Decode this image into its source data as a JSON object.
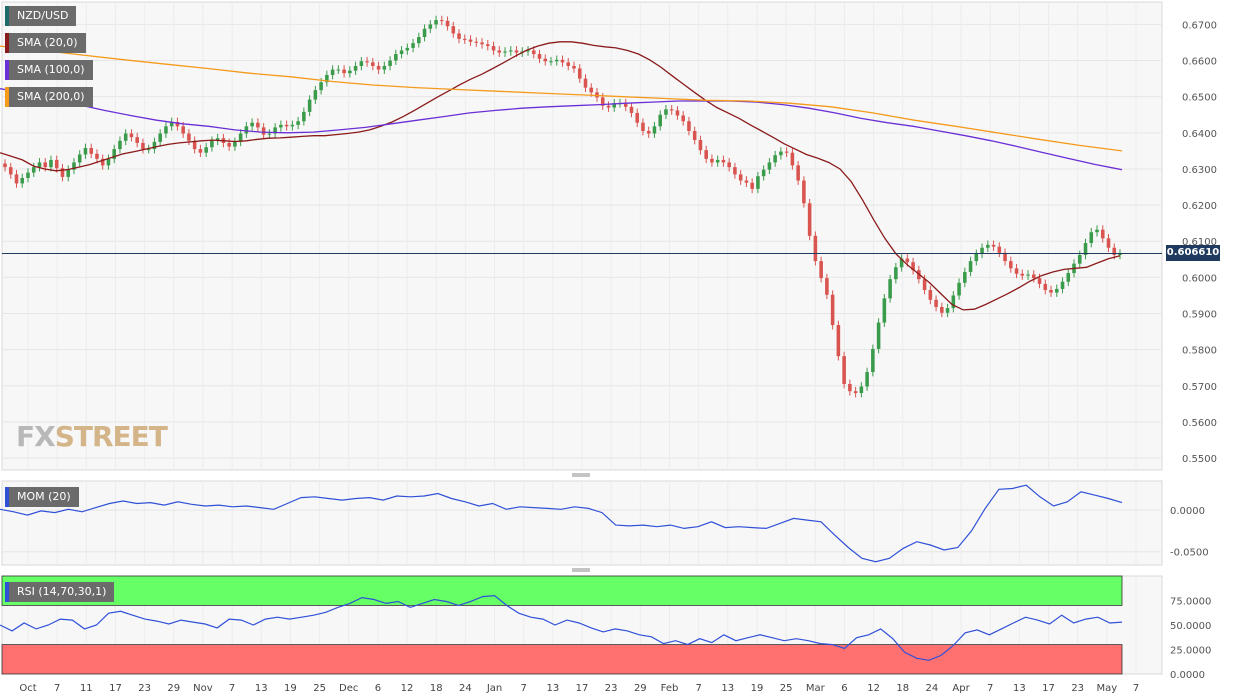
{
  "symbol": "NZD/USD",
  "last_price": "0.606610",
  "logo": {
    "a": "FX",
    "b": "STREET"
  },
  "indicators": {
    "sma20": {
      "label": "SMA (20,0)",
      "color": "#8b1a1a"
    },
    "sma100": {
      "label": "SMA (100,0)",
      "color": "#6a2fd6"
    },
    "sma200": {
      "label": "SMA (200,0)",
      "color": "#f59a1b"
    },
    "mom": {
      "label": "MOM (20)",
      "color": "#3050d8"
    },
    "rsi": {
      "label": "RSI (14,70,30,1)",
      "color": "#3050d8"
    }
  },
  "colors": {
    "bull": "#3a9b4a",
    "bear": "#d9534f",
    "overbought": "#66ff66",
    "oversold": "#ff7070",
    "price_line": "#1e3a5f"
  },
  "chart_data": [
    {
      "type": "candlestick",
      "title": "NZD/USD",
      "x_ticks": [
        "Oct",
        "7",
        "11",
        "17",
        "23",
        "29",
        "Nov",
        "7",
        "13",
        "19",
        "25",
        "Dec",
        "6",
        "12",
        "18",
        "24",
        "Jan",
        "7",
        "13",
        "17",
        "23",
        "29",
        "Feb",
        "7",
        "13",
        "19",
        "25",
        "Mar",
        "6",
        "12",
        "18",
        "24",
        "Apr",
        "7",
        "13",
        "17",
        "23",
        "May",
        "7"
      ],
      "y_ticks": [
        "0.6700",
        "0.6600",
        "0.6500",
        "0.6400",
        "0.6300",
        "0.6200",
        "0.6100",
        "0.6000",
        "0.5900",
        "0.5800",
        "0.5700",
        "0.5600",
        "0.5500"
      ],
      "ylim": [
        0.5467,
        0.6762
      ],
      "close": [
        0.6305,
        0.6285,
        0.626,
        0.6275,
        0.629,
        0.6305,
        0.6318,
        0.6305,
        0.6325,
        0.6302,
        0.6278,
        0.6298,
        0.6318,
        0.634,
        0.6358,
        0.6342,
        0.6328,
        0.631,
        0.6328,
        0.6355,
        0.6378,
        0.6398,
        0.6388,
        0.6372,
        0.6355,
        0.6355,
        0.6375,
        0.6398,
        0.6418,
        0.643,
        0.6418,
        0.6398,
        0.6378,
        0.6355,
        0.6345,
        0.636,
        0.6378,
        0.6385,
        0.6372,
        0.6362,
        0.6375,
        0.6398,
        0.6418,
        0.6428,
        0.6415,
        0.6395,
        0.6398,
        0.6415,
        0.6422,
        0.6418,
        0.6422,
        0.6432,
        0.6458,
        0.6492,
        0.6518,
        0.654,
        0.656,
        0.6575,
        0.6575,
        0.6565,
        0.6572,
        0.6585,
        0.6598,
        0.6595,
        0.6585,
        0.6575,
        0.6585,
        0.66,
        0.6618,
        0.6628,
        0.6635,
        0.6648,
        0.6665,
        0.6688,
        0.67,
        0.6712,
        0.671,
        0.6695,
        0.6675,
        0.666,
        0.6658,
        0.6652,
        0.665,
        0.6645,
        0.664,
        0.6628,
        0.6622,
        0.6625,
        0.6628,
        0.6622,
        0.6625,
        0.6628,
        0.6618,
        0.6605,
        0.6598,
        0.6598,
        0.6602,
        0.6595,
        0.6585,
        0.6578,
        0.655,
        0.6525,
        0.6512,
        0.6498,
        0.6475,
        0.647,
        0.6482,
        0.6482,
        0.6472,
        0.6455,
        0.6428,
        0.6405,
        0.6398,
        0.6418,
        0.645,
        0.6465,
        0.6462,
        0.6448,
        0.6432,
        0.6405,
        0.638,
        0.6352,
        0.6328,
        0.6318,
        0.6325,
        0.6318,
        0.6305,
        0.6285,
        0.6268,
        0.6262,
        0.6245,
        0.628,
        0.6298,
        0.6318,
        0.6338,
        0.6348,
        0.6345,
        0.631,
        0.6268,
        0.6205,
        0.6115,
        0.6045,
        0.5998,
        0.5952,
        0.5868,
        0.5782,
        0.5705,
        0.5685,
        0.568,
        0.5698,
        0.5738,
        0.5802,
        0.5875,
        0.5942,
        0.5995,
        0.6028,
        0.6052,
        0.6042,
        0.602,
        0.5995,
        0.5965,
        0.5938,
        0.5918,
        0.5902,
        0.5915,
        0.595,
        0.5985,
        0.6015,
        0.6045,
        0.6065,
        0.6082,
        0.609,
        0.6085,
        0.6068,
        0.6045,
        0.6025,
        0.601,
        0.6005,
        0.6008,
        0.5998,
        0.5982,
        0.5965,
        0.5958,
        0.5968,
        0.5988,
        0.6012,
        0.6038,
        0.6062,
        0.6095,
        0.6125,
        0.6132,
        0.6108,
        0.6082,
        0.6062,
        0.6066
      ]
    },
    {
      "type": "line",
      "series": [
        {
          "name": "SMA (20,0)",
          "values": [
            0.6345,
            0.6335,
            0.6325,
            0.6308,
            0.63,
            0.6295,
            0.6298,
            0.6305,
            0.6312,
            0.6322,
            0.6332,
            0.6342,
            0.6348,
            0.6355,
            0.6362,
            0.6368,
            0.6372,
            0.6375,
            0.6378,
            0.638,
            0.6378,
            0.6376,
            0.6378,
            0.6382,
            0.6385,
            0.6386,
            0.6388,
            0.639,
            0.6392,
            0.6392,
            0.6395,
            0.6398,
            0.6402,
            0.6408,
            0.6418,
            0.643,
            0.6445,
            0.6462,
            0.648,
            0.6498,
            0.6515,
            0.6532,
            0.6548,
            0.6562,
            0.6578,
            0.6595,
            0.6612,
            0.6628,
            0.664,
            0.6648,
            0.6652,
            0.6652,
            0.6648,
            0.6642,
            0.6638,
            0.6635,
            0.6628,
            0.6618,
            0.6602,
            0.6582,
            0.6558,
            0.6535,
            0.6512,
            0.649,
            0.647,
            0.6455,
            0.644,
            0.6422,
            0.6405,
            0.6388,
            0.637,
            0.6355,
            0.634,
            0.633,
            0.6318,
            0.63,
            0.6265,
            0.6215,
            0.616,
            0.6108,
            0.6065,
            0.6035,
            0.601,
            0.5985,
            0.5955,
            0.5925,
            0.591,
            0.5912,
            0.5925,
            0.594,
            0.5955,
            0.5972,
            0.599,
            0.6005,
            0.6015,
            0.6022,
            0.6025,
            0.6028,
            0.604,
            0.6052,
            0.606
          ]
        },
        {
          "name": "SMA (100,0)",
          "values": [
            0.6522,
            0.651,
            0.6492,
            0.6478,
            0.6462,
            0.6448,
            0.6435,
            0.6425,
            0.6418,
            0.6408,
            0.6402,
            0.64,
            0.6402,
            0.6408,
            0.6415,
            0.6425,
            0.6435,
            0.6445,
            0.6455,
            0.6462,
            0.6468,
            0.6472,
            0.6475,
            0.6478,
            0.6482,
            0.6485,
            0.6488,
            0.6488,
            0.6488,
            0.6485,
            0.6478,
            0.6468,
            0.6455,
            0.644,
            0.6428,
            0.6418,
            0.6405,
            0.6392,
            0.6378,
            0.6362,
            0.6345,
            0.6328,
            0.6312,
            0.6298
          ]
        },
        {
          "name": "SMA (200,0)",
          "values": [
            0.664,
            0.6628,
            0.6615,
            0.6602,
            0.659,
            0.6578,
            0.6565,
            0.6555,
            0.6542,
            0.6532,
            0.6525,
            0.652,
            0.6515,
            0.651,
            0.6505,
            0.65,
            0.6495,
            0.649,
            0.6488,
            0.6482,
            0.6472,
            0.6455,
            0.6435,
            0.6418,
            0.64,
            0.6382,
            0.6365,
            0.635
          ]
        }
      ]
    },
    {
      "type": "line",
      "title": "MOM (20)",
      "y_ticks": [
        "0.0000",
        "-0.0500"
      ],
      "ylim": [
        -0.066,
        0.035
      ],
      "series": [
        {
          "name": "MOM (20)",
          "values": [
            0.001,
            -0.002,
            -0.006,
            -0.001,
            -0.003,
            0.001,
            -0.002,
            0.003,
            0.008,
            0.011,
            0.008,
            0.009,
            0.006,
            0.01,
            0.007,
            0.005,
            0.006,
            0.004,
            0.005,
            0.003,
            0.001,
            0.008,
            0.015,
            0.016,
            0.014,
            0.012,
            0.014,
            0.015,
            0.012,
            0.017,
            0.016,
            0.017,
            0.02,
            0.014,
            0.01,
            0.005,
            0.008,
            0.001,
            0.004,
            0.003,
            0.002,
            0.001,
            0.004,
            0.002,
            -0.003,
            -0.018,
            -0.019,
            -0.018,
            -0.02,
            -0.018,
            -0.022,
            -0.02,
            -0.014,
            -0.021,
            -0.02,
            -0.021,
            -0.022,
            -0.016,
            -0.01,
            -0.012,
            -0.014,
            -0.03,
            -0.045,
            -0.058,
            -0.062,
            -0.058,
            -0.046,
            -0.038,
            -0.042,
            -0.048,
            -0.045,
            -0.025,
            0.002,
            0.025,
            0.026,
            0.03,
            0.016,
            0.005,
            0.01,
            0.022,
            0.018,
            0.014,
            0.009
          ]
        }
      ]
    },
    {
      "type": "line",
      "title": "RSI (14,70,30,1)",
      "y_ticks": [
        "75.0000",
        "50.0000",
        "25.0000",
        "0.0000"
      ],
      "ylim": [
        0,
        100
      ],
      "series": [
        {
          "name": "RSI (14,70,30,1)",
          "values": [
            50,
            44,
            52,
            46,
            50,
            56,
            55,
            46,
            50,
            62,
            64,
            60,
            56,
            54,
            51,
            55,
            53,
            51,
            47,
            56,
            55,
            50,
            56,
            58,
            56,
            58,
            60,
            63,
            68,
            72,
            78,
            76,
            72,
            74,
            68,
            72,
            76,
            74,
            70,
            74,
            79,
            80,
            70,
            62,
            58,
            56,
            50,
            55,
            52,
            47,
            43,
            46,
            44,
            40,
            38,
            31,
            34,
            30,
            36,
            32,
            40,
            34,
            37,
            40,
            37,
            34,
            36,
            34,
            31,
            30,
            26,
            37,
            40,
            46,
            36,
            22,
            16,
            14,
            19,
            29,
            42,
            45,
            40,
            46,
            52,
            58,
            55,
            51,
            60,
            52,
            56,
            58,
            52,
            53
          ]
        }
      ]
    }
  ]
}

□ □ □ □ □

The request → Return only the number of lines in the entries that contain the string "name".

Worked answer → 5